To do:
Quote the records beneath, complete and exact. Leave out images.
.....
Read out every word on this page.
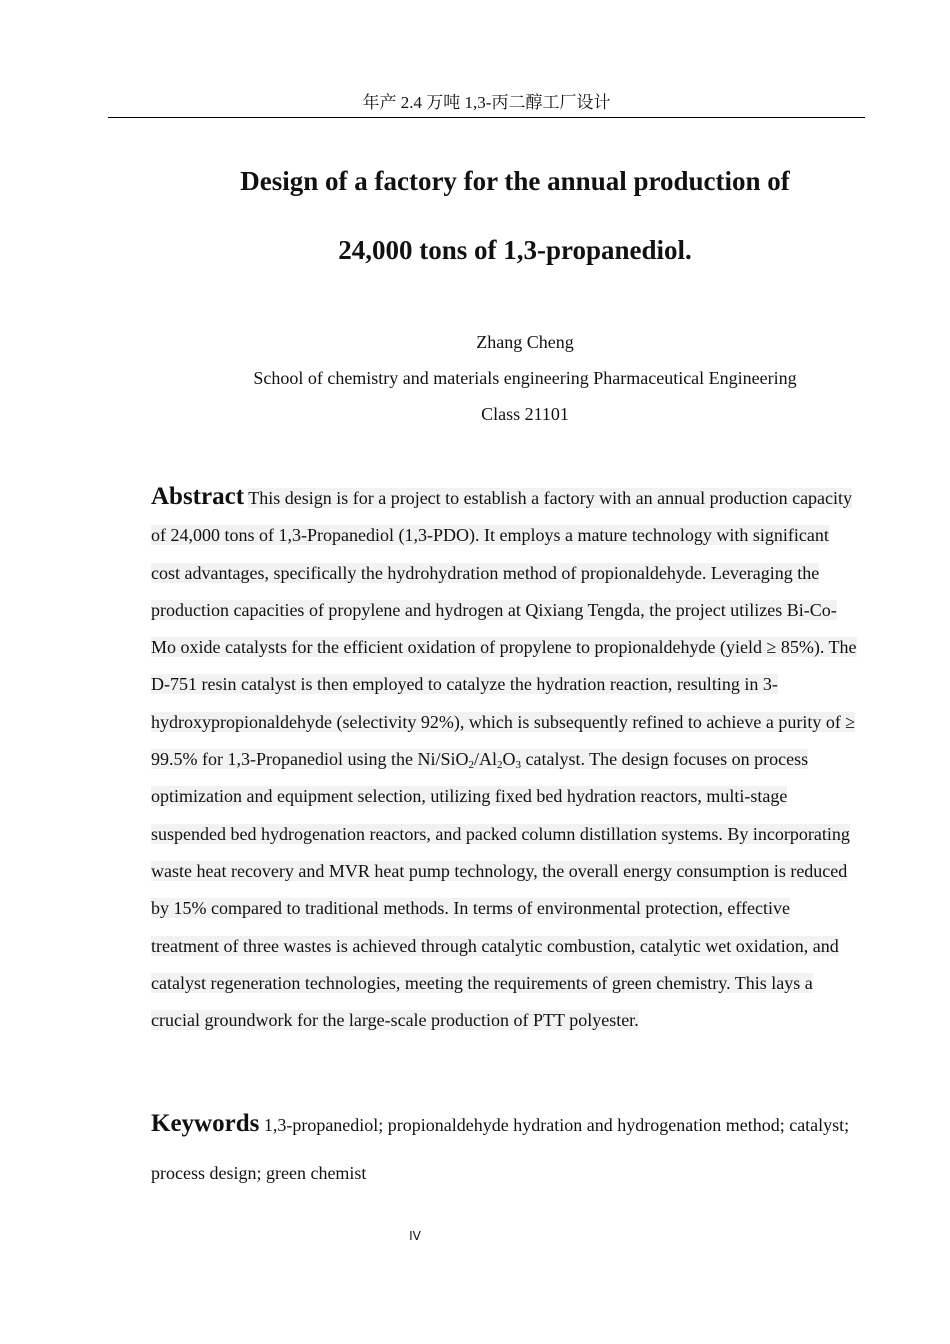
年产 2.4 万吨 1,3-丙二醇工厂设计
Design of a factory for the annual production of
24,000 tons of 1,3-propanediol.

Zhang Cheng

School of chemistry and materials engineering Pharmaceutical Engineering

Class 21101

Abstract This design is for a project to establish a factory with an annual production capacity of 24,000 tons of 1,3-Propanediol (1,3-PDO). It employs a mature technology with significant cost advantages, specifically the hydrohydration method of propionaldehyde. Leveraging the production capacities of propylene and hydrogen at Qixiang Tengda, the project utilizes Bi-Co-Mo oxide catalysts for the efficient oxidation of propylene to propionaldehyde (yield ≥ 85%). The D-751 resin catalyst is then employed to catalyze the hydration reaction, resulting in 3-hydroxypropionaldehyde (selectivity 92%), which is subsequently refined to achieve a purity of ≥ 99.5% for 1,3-Propanediol using the $Ni/SiO_2/Al_2O_3$ catalyst. The design focuses on process optimization and equipment selection, utilizing fixed bed hydration reactors, multi-stage suspended bed hydrogenation reactors, and packed column distillation systems. By incorporating waste heat recovery and MVR heat pump technology, the overall energy consumption is reduced by 15% compared to traditional methods. In terms of environmental protection, effective treatment of three wastes is achieved through catalytic combustion, catalytic wet oxidation, and catalyst regeneration technologies, meeting the requirements of green chemistry. This lays a crucial groundwork for the large-scale production of PTT polyester.

Keywords 1,3-propanediol; propionaldehyde hydration and hydrogenation method; catalyst; process design; green chemist

IV
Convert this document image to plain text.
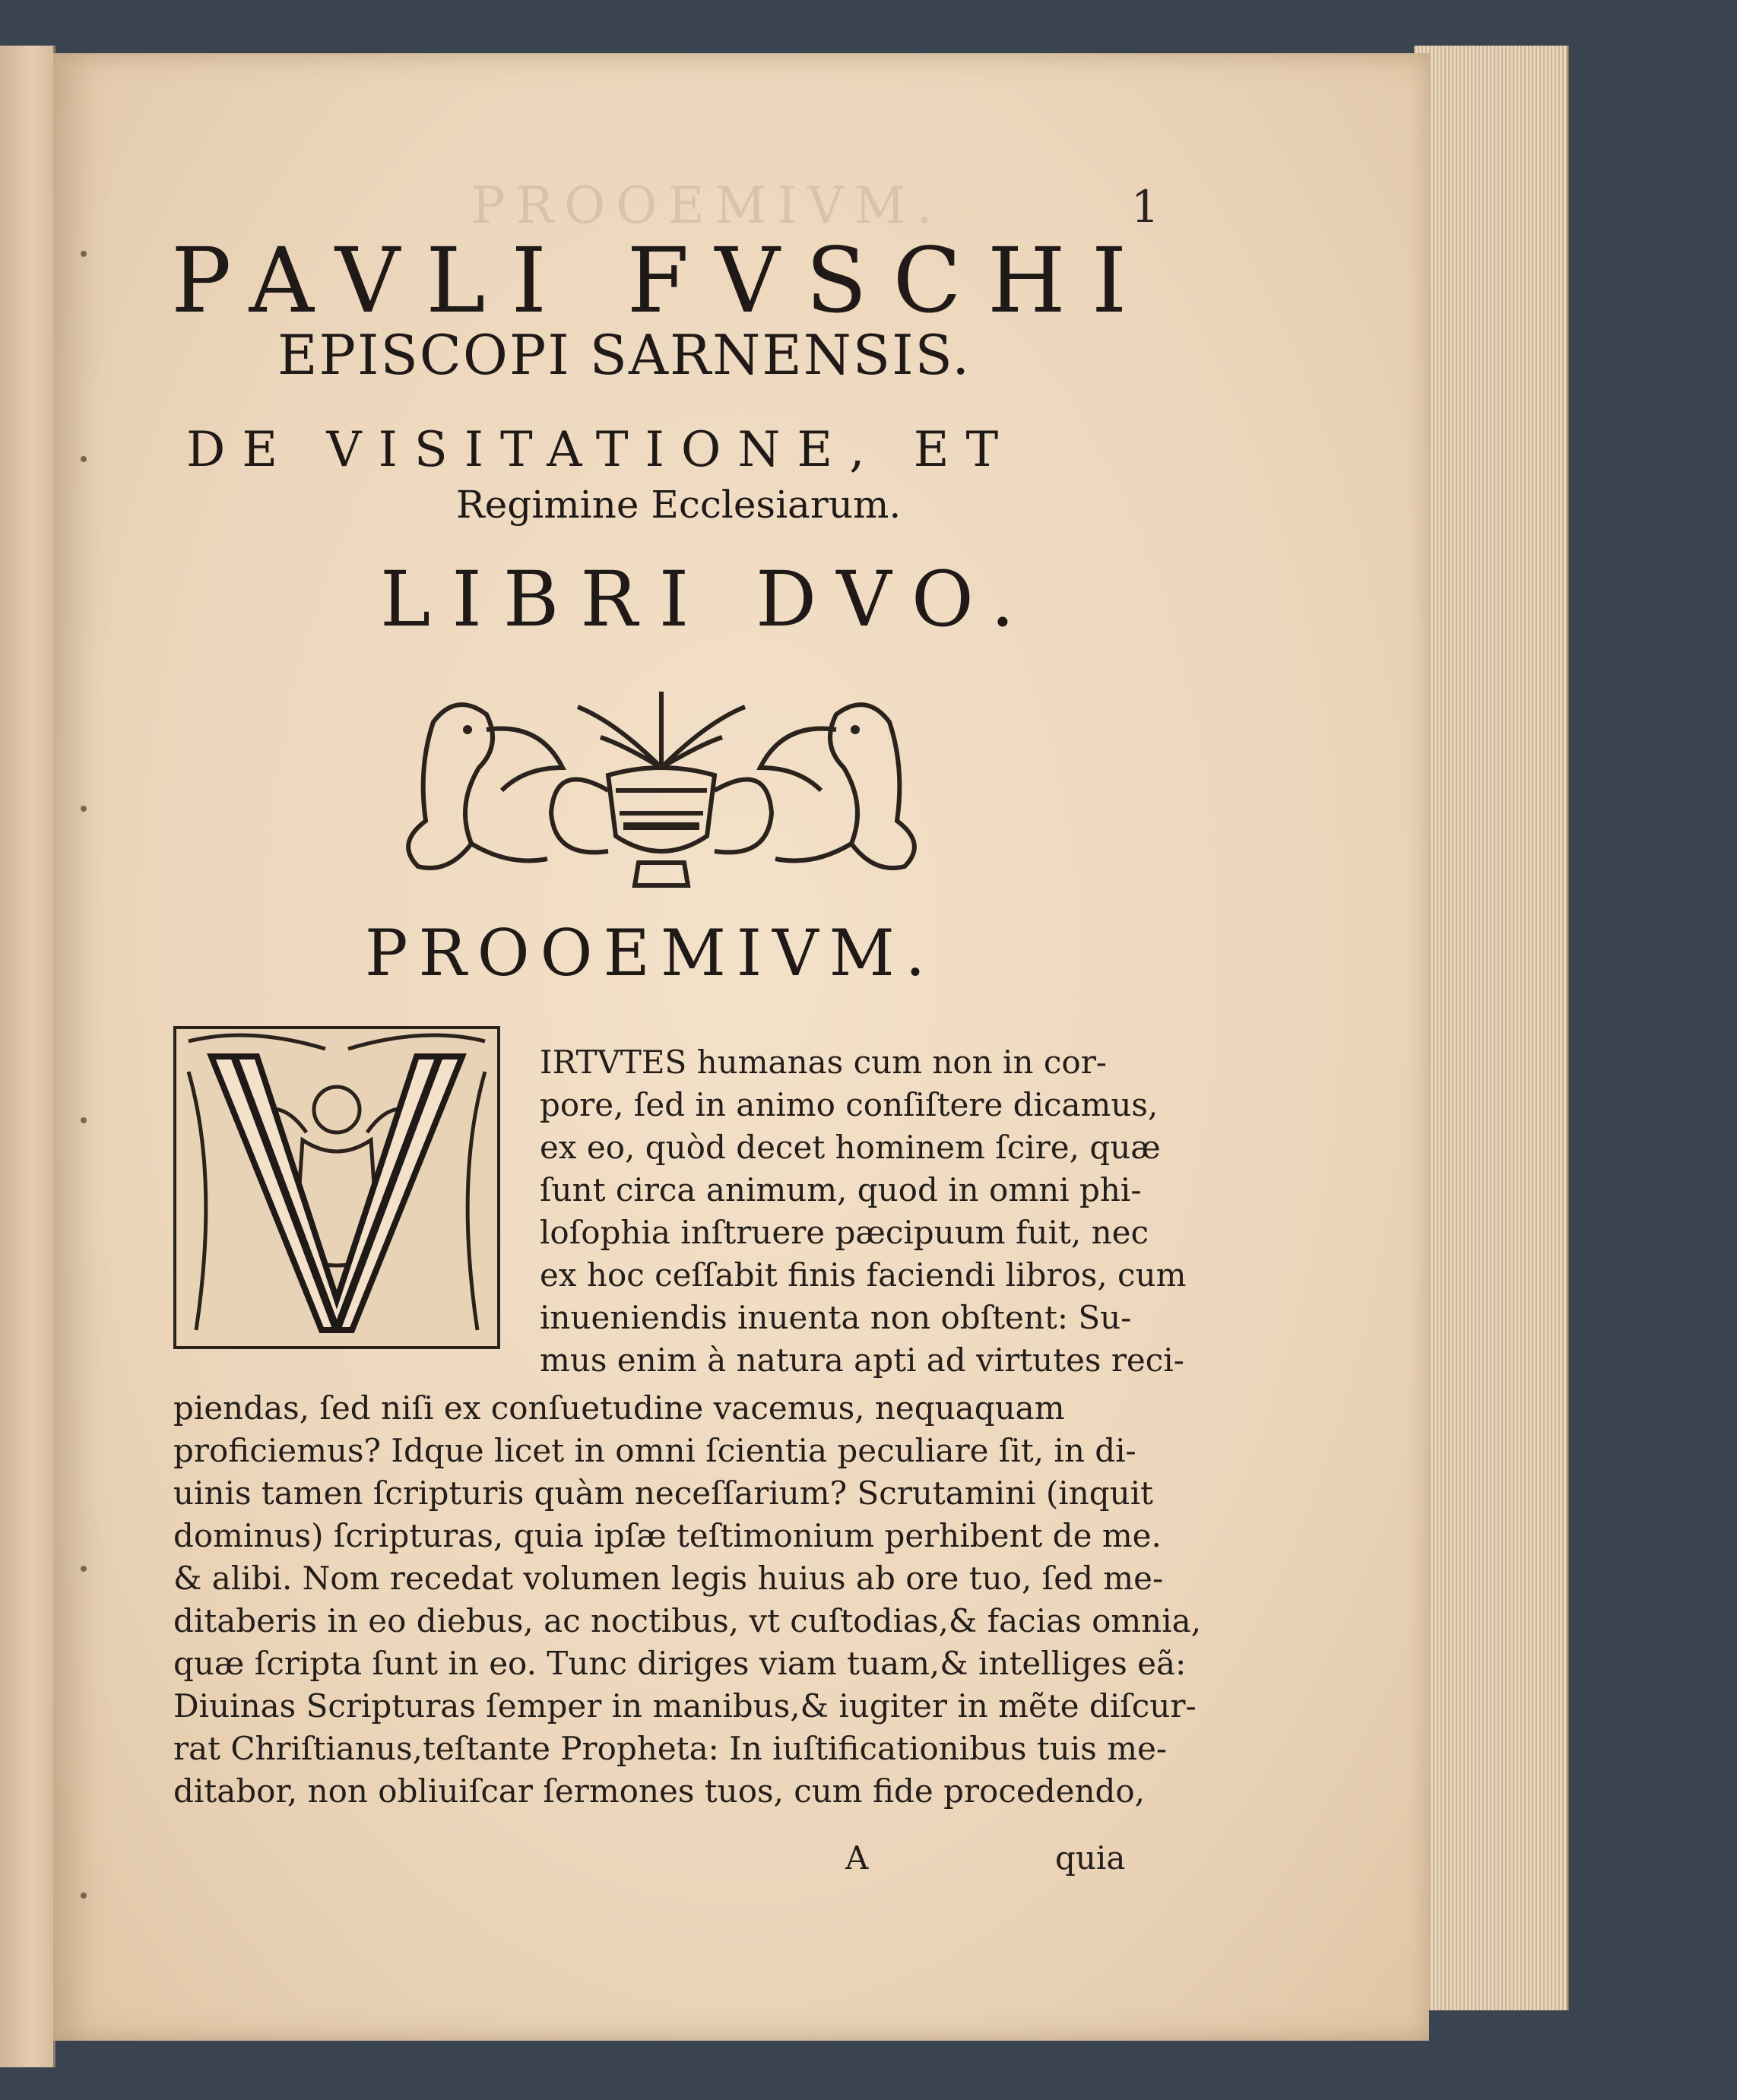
PROOEMIVM.	1
PAVLI FVSCHI
EPISCOPI SARNENSIS.
DE VISITATIONE, ET
Regimine Ecclesiarum.
LIBRI DVO.
PROOEMIVM.
IRTVTES humanas cum non in cor-
pore, ſed in animo conſiſtere dicamus,
ex eo, quòd decet hominem ſcire, quæ
ſunt circa animum, quod in omni phi-
loſophia inſtruere pæcipuum fuit, nec
ex hoc ceſſabit finis faciendi libros, cum
inueniendis inuenta non obſtent: Su-
mus enim à natura apti ad virtutes reci-
piendas, ſed niſi ex conſuetudine vacemus, nequaquam
proficiemus? Idque licet in omni ſcientia peculiare ſit, in di-
uinis tamen ſcripturis quàm neceſſarium? Scrutamini (inquit
dominus) ſcripturas, quia ipſæ teſtimonium perhibent de me.
& alibi. Nom recedat volumen legis huius ab ore tuo, ſed me-
ditaberis in eo diebus, ac noctibus, vt cuſtodias,& facias omnia,
quæ ſcripta ſunt in eo. Tunc diriges viam tuam,& intelliges eã:
Diuinas Scripturas ſemper in manibus,& iugiter in mẽte diſcur-
rat Chriſtianus,teſtante Propheta: In iuſtificationibus tuis me-
ditabor, non obliuiſcar ſermones tuos, cum fide procedendo,
A	quia
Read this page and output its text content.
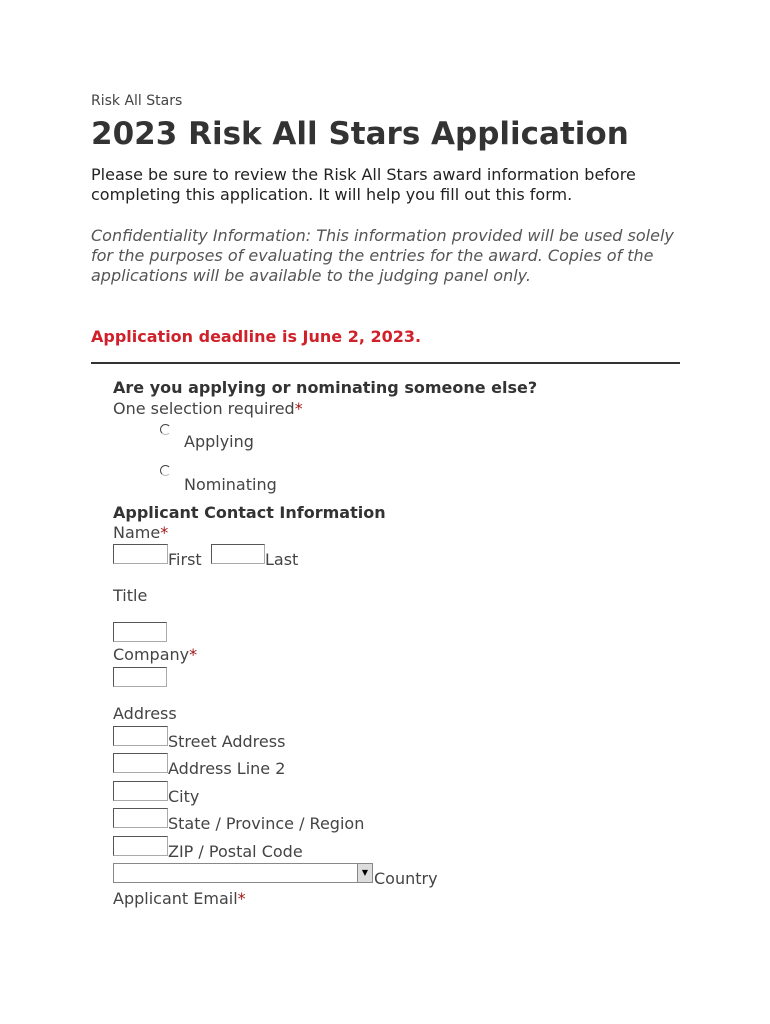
Risk All Stars
2023 Risk All Stars Application
Please be sure to review the Risk All Stars award information before completing this application. It will help you fill out this form.
Confidentiality Information: This information provided will be used solely for the purposes of evaluating the entries for the award. Copies of the applications will be available to the judging panel only.
Application deadline is June 2, 2023.
Are you applying or nominating someone else?
One selection required*
Applying
Nominating
Applicant Contact Information
Name*
First	Last
Title
Company*
Address
Street Address
Address Line 2
City
State / Province / Region
ZIP / Postal Code
▼ Country
Applicant Email*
.....
Output:
Read out every word on this page.
年产 2.4 万吨 1,3-丙二醇工厂设计
Design of a factory for the annual production of
24,000 tons of 1,3-propanediol.

Zhang Cheng

School of chemistry and materials engineering Pharmaceutical Engineering

Class 21101

Abstract This design is for a project to establish a factory with an annual production capacity of 24,000 tons of 1,3-Propanediol (1,3-PDO). It employs a mature technology with significant cost advantages, specifically the hydrohydration method of propionaldehyde. Leveraging the production capacities of propylene and hydrogen at Qixiang Tengda, the project utilizes Bi-Co-Mo oxide catalysts for the efficient oxidation of propylene to propionaldehyde (yield ≥ 85%). The D-751 resin catalyst is then employed to catalyze the hydration reaction, resulting in 3-hydroxypropionaldehyde (selectivity 92%), which is subsequently refined to achieve a purity of ≥ 99.5% for 1,3-Propanediol using the $Ni/SiO_2/Al_2O_3$ catalyst. The design focuses on process optimization and equipment selection, utilizing fixed bed hydration reactors, multi-stage suspended bed hydrogenation reactors, and packed column distillation systems. By incorporating waste heat recovery and MVR heat pump technology, the overall energy consumption is reduced by 15% compared to traditional methods. In terms of environmental protection, effective treatment of three wastes is achieved through catalytic combustion, catalytic wet oxidation, and catalyst regeneration technologies, meeting the requirements of green chemistry. This lays a crucial groundwork for the large-scale production of PTT polyester.

Keywords 1,3-propanediol; propionaldehyde hydration and hydrogenation method; catalyst; process design; green chemist

IV
Convert this document image to plain text.
PROOEMIVM.	1
PAVLI FVSCHI
EPISCOPI SARNENSIS.
DE VISITATIONE, ET
Regimine Ecclesiarum.
LIBRI DVO.
PROOEMIVM.
IRTVTES humanas cum non in cor-
pore, ſed in animo conſiſtere dicamus,
ex eo, quòd decet hominem ſcire, quæ
ſunt circa animum, quod in omni phi-
loſophia inſtruere pæcipuum fuit, nec
ex hoc ceſſabit finis faciendi libros, cum
inueniendis inuenta non obſtent: Su-
mus enim à natura apti ad virtutes reci-
piendas, ſed niſi ex conſuetudine vacemus, nequaquam
proficiemus? Idque licet in omni ſcientia peculiare ſit, in di-
uinis tamen ſcripturis quàm neceſſarium? Scrutamini (inquit
dominus) ſcripturas, quia ipſæ teſtimonium perhibent de me.
& alibi. Nom recedat volumen legis huius ab ore tuo, ſed me-
ditaberis in eo diebus, ac noctibus, vt cuſtodias,& facias omnia,
quæ ſcripta ſunt in eo. Tunc diriges viam tuam,& intelliges eã:
Diuinas Scripturas ſemper in manibus,& iugiter in mẽte diſcur-
rat Chriſtianus,teſtante Propheta: In iuſtificationibus tuis me-
ditabor, non obliuiſcar ſermones tuos, cum fide procedendo,
A	quia
Read this page and output its text content.
Risk All Stars
2023 Risk All Stars Application
Please be sure to review the Risk All Stars award information before completing this application. It will help you fill out this form.
Confidentiality Information: This information provided will be used solely for the purposes of evaluating the entries for the award. Copies of the applications will be available to the judging panel only.
Application deadline is June 2, 2023.
Are you applying or nominating someone else?
One selection required*
Applying
Nominating
Applicant Contact Information
Name*
First	Last
Title
Company*
Address
Street Address
Address Line 2
City
State / Province / Region
ZIP / Postal Code
▼ Country
Applicant Email*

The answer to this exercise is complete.